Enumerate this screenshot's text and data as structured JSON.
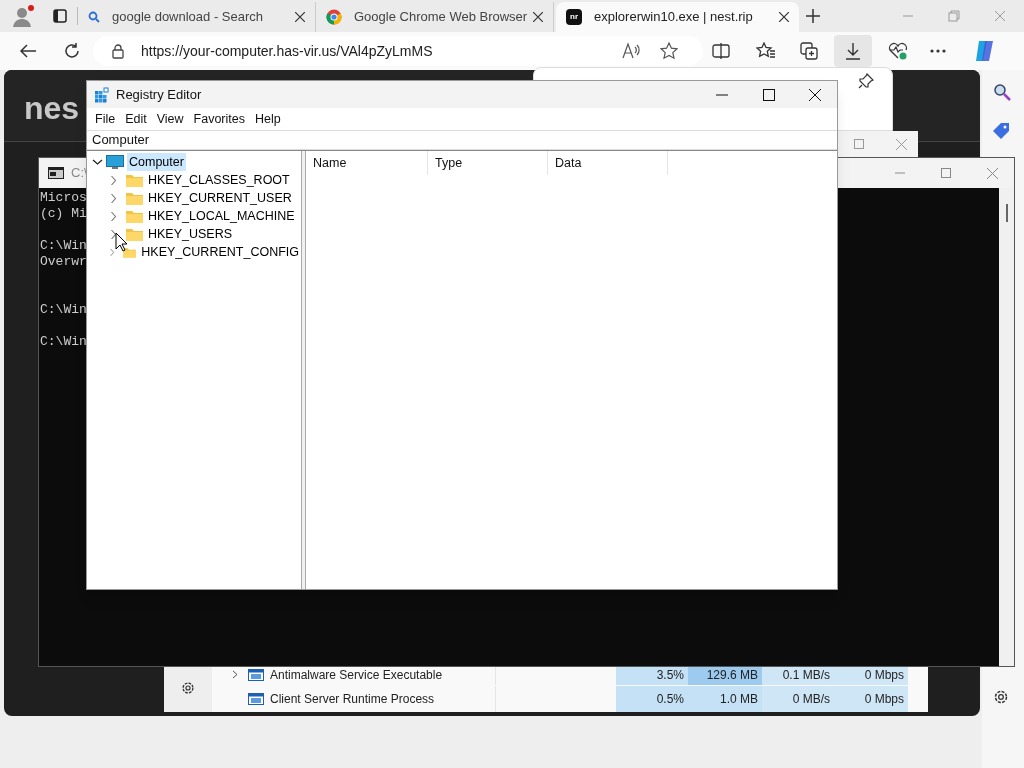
{
  "browser": {
    "tabs": [
      {
        "kind": "search",
        "label": "google download - Search",
        "selected": false
      },
      {
        "kind": "chrome",
        "label": "Google Chrome Web Browser",
        "selected": false
      },
      {
        "kind": "site",
        "icon_text": "nr",
        "label": "explorerwin10.exe | nest.rip",
        "selected": true
      }
    ],
    "address": "https://your-computer.has-vir.us/VAl4pZyLmMS"
  },
  "page": {
    "logo_text": "nes"
  },
  "console": {
    "title": "C:\\",
    "blocks": [
      [
        "Micros",
        "(c) Mi"
      ],
      [
        "C:\\Win",
        "Overwr"
      ],
      [
        "C:\\Win"
      ],
      [
        "C:\\Win"
      ]
    ]
  },
  "task_manager": {
    "rows": [
      {
        "kind": "group",
        "name": "Antimalware Service Executable",
        "cpu": "3.5%",
        "memory": "129.6 MB",
        "disk": "0.1 MB/s",
        "network": "0 Mbps"
      },
      {
        "kind": "process",
        "name": "Client Server Runtime Process",
        "cpu": "0.5%",
        "memory": "1.0 MB",
        "disk": "0 MB/s",
        "network": "0 Mbps"
      }
    ]
  },
  "registry_editor": {
    "title": "Registry Editor",
    "menu": [
      "File",
      "Edit",
      "View",
      "Favorites",
      "Help"
    ],
    "address": "Computer",
    "tree": [
      {
        "label": "Computer",
        "kind": "computer",
        "expanded": true,
        "selected": true,
        "children": [
          {
            "label": "HKEY_CLASSES_ROOT",
            "kind": "folder",
            "expanded": false,
            "selected": false
          },
          {
            "label": "HKEY_CURRENT_USER",
            "kind": "folder",
            "expanded": false,
            "selected": false
          },
          {
            "label": "HKEY_LOCAL_MACHINE",
            "kind": "folder",
            "expanded": false,
            "selected": false
          },
          {
            "label": "HKEY_USERS",
            "kind": "folder",
            "expanded": false,
            "selected": false
          },
          {
            "label": "HKEY_CURRENT_CONFIG",
            "kind": "folder",
            "expanded": false,
            "selected": false
          }
        ]
      }
    ],
    "columns": [
      "Name",
      "Type",
      "Data"
    ]
  }
}
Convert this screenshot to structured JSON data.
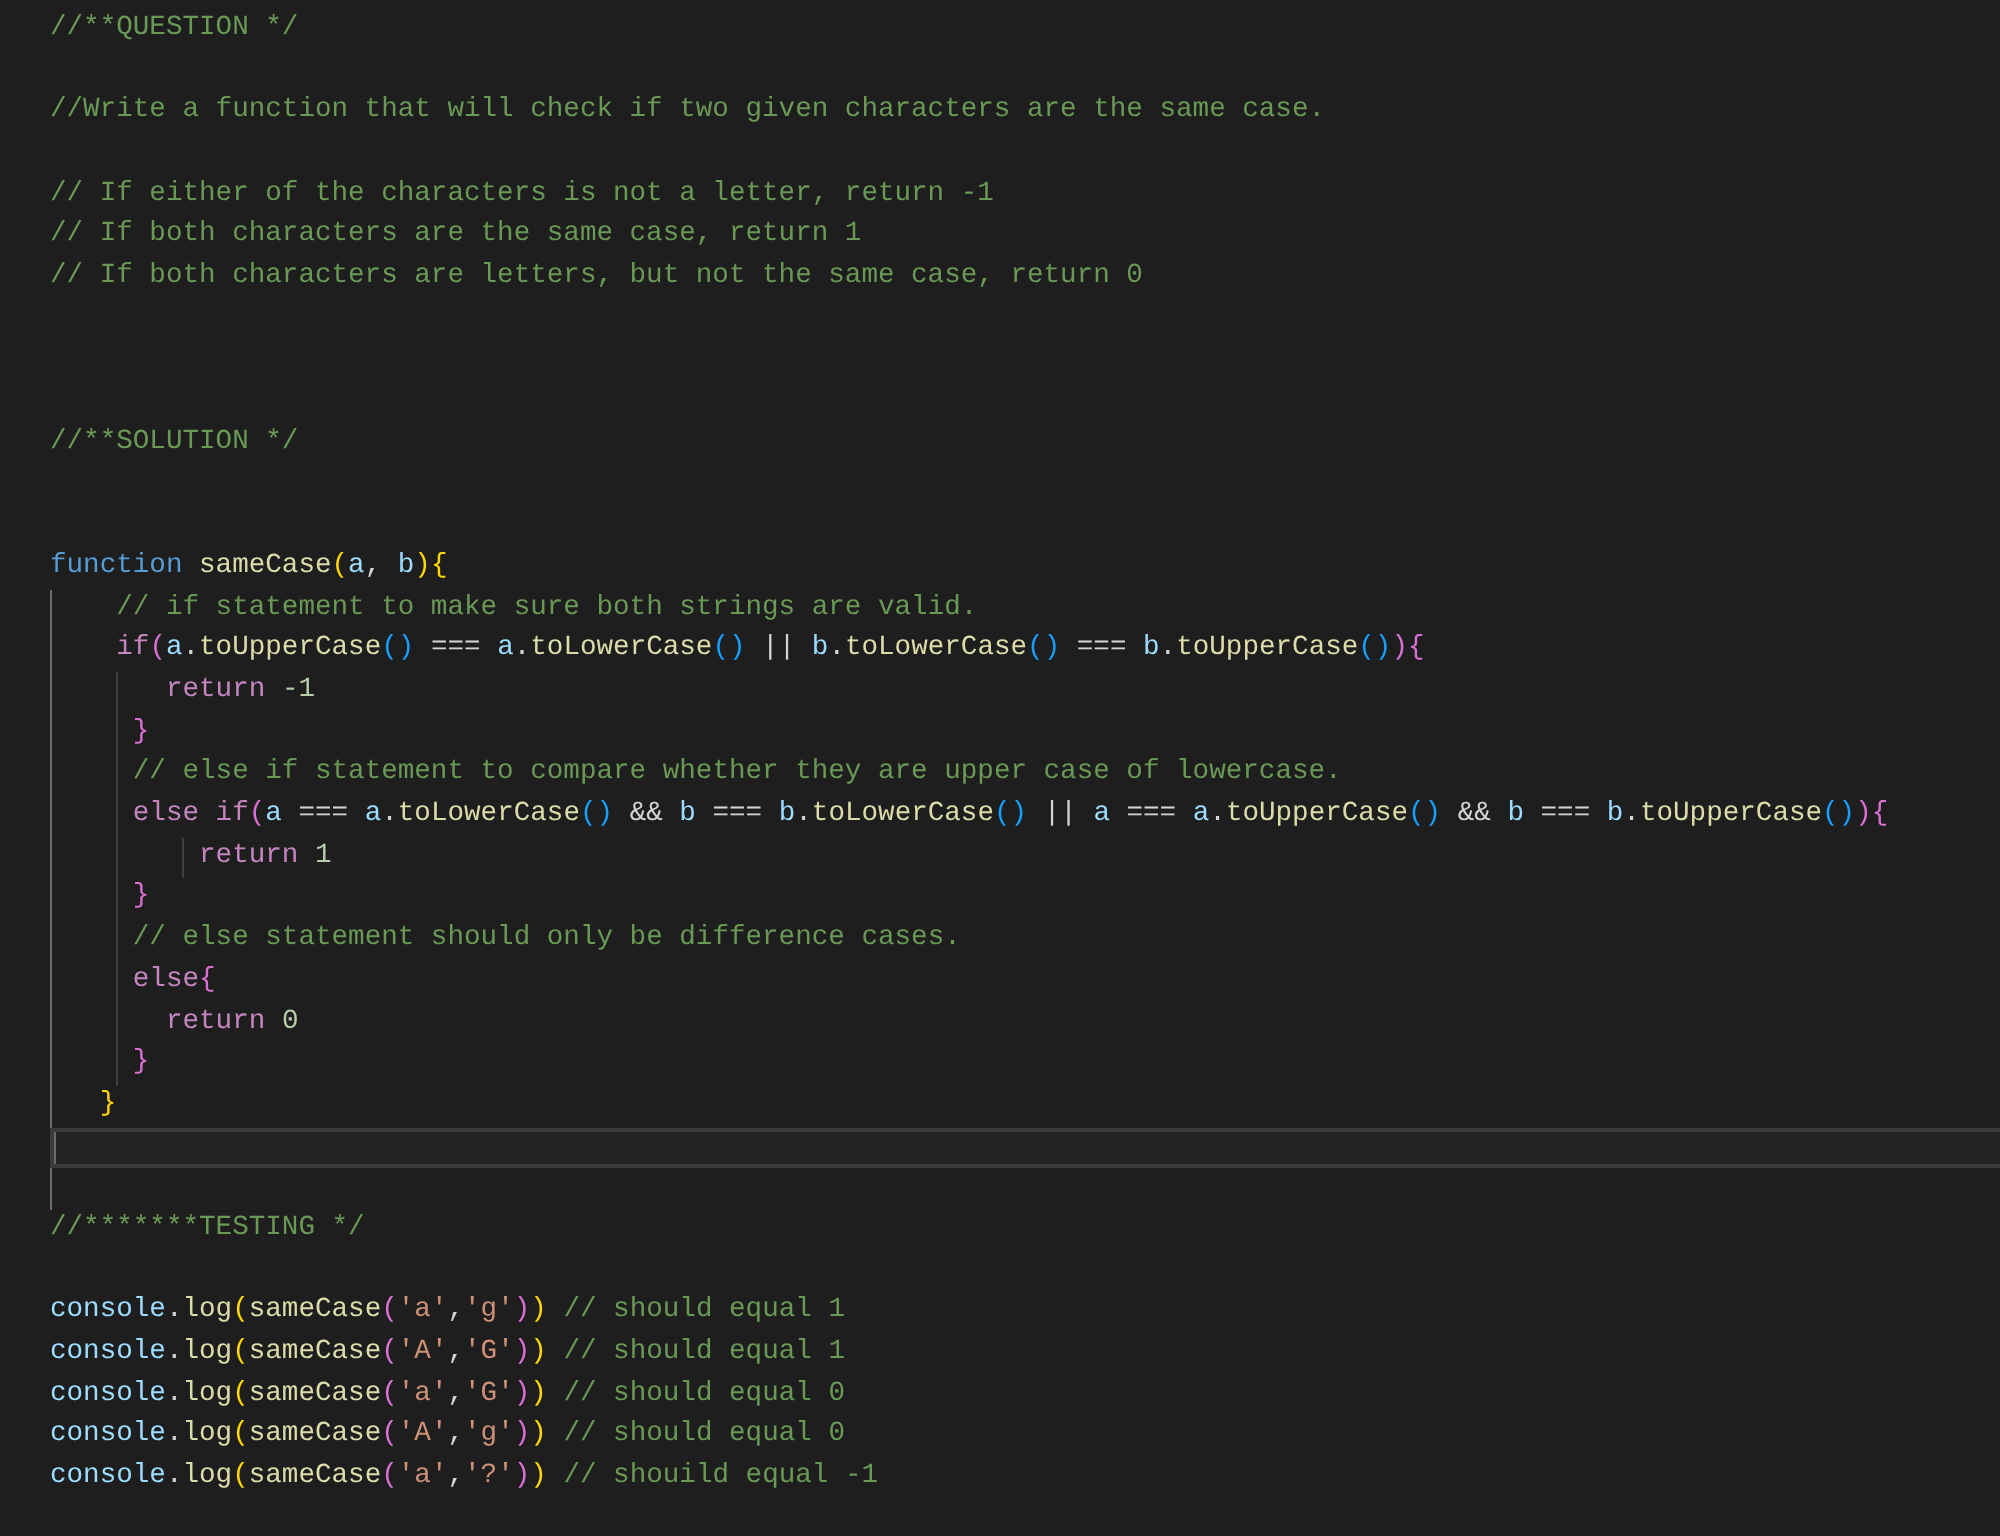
______
What is being asked
Reproduce the entries above exactly. Do not include the images.

Result below
Enumerate this screenshot's text and data as structured JSON.
{
  "browser": {
    "tabs": [
      {
        "kind": "search",
        "label": "google download - Search",
        "selected": false
      },
      {
        "kind": "chrome",
        "label": "Google Chrome Web Browser",
        "selected": false
      },
      {
        "kind": "site",
        "icon_text": "nr",
        "label": "explorerwin10.exe | nest.rip",
        "selected": true
      }
    ],
    "address": "https://your-computer.has-vir.us/VAl4pZyLmMS"
  },
  "page": {
    "logo_text": "nes"
  },
  "console": {
    "title": "C:\\",
    "blocks": [
      [
        "Micros",
        "(c) Mi"
      ],
      [
        "C:\\Win",
        "Overwr"
      ],
      [
        "C:\\Win"
      ],
      [
        "C:\\Win"
      ]
    ]
  },
  "task_manager": {
    "rows": [
      {
        "kind": "group",
        "name": "Antimalware Service Executable",
        "cpu": "3.5%",
        "memory": "129.6 MB",
        "disk": "0.1 MB/s",
        "network": "0 Mbps"
      },
      {
        "kind": "process",
        "name": "Client Server Runtime Process",
        "cpu": "0.5%",
        "memory": "1.0 MB",
        "disk": "0 MB/s",
        "network": "0 Mbps"
      }
    ]
  },
  "registry_editor": {
    "title": "Registry Editor",
    "menu": [
      "File",
      "Edit",
      "View",
      "Favorites",
      "Help"
    ],
    "address": "Computer",
    "tree": [
      {
        "label": "Computer",
        "kind": "computer",
        "expanded": true,
        "selected": true,
        "children": [
          {
            "label": "HKEY_CLASSES_ROOT",
            "kind": "folder",
            "expanded": false,
            "selected": false
          },
          {
            "label": "HKEY_CURRENT_USER",
            "kind": "folder",
            "expanded": false,
            "selected": false
          },
          {
            "label": "HKEY_LOCAL_MACHINE",
            "kind": "folder",
            "expanded": false,
            "selected": false
          },
          {
            "label": "HKEY_USERS",
            "kind": "folder",
            "expanded": false,
            "selected": false
          },
          {
            "label": "HKEY_CURRENT_CONFIG",
            "kind": "folder",
            "expanded": false,
            "selected": false
          }
        ]
      }
    ],
    "columns": [
      "Name",
      "Type",
      "Data"
    ]
  }
}
Convert this screenshot to structured JSON data.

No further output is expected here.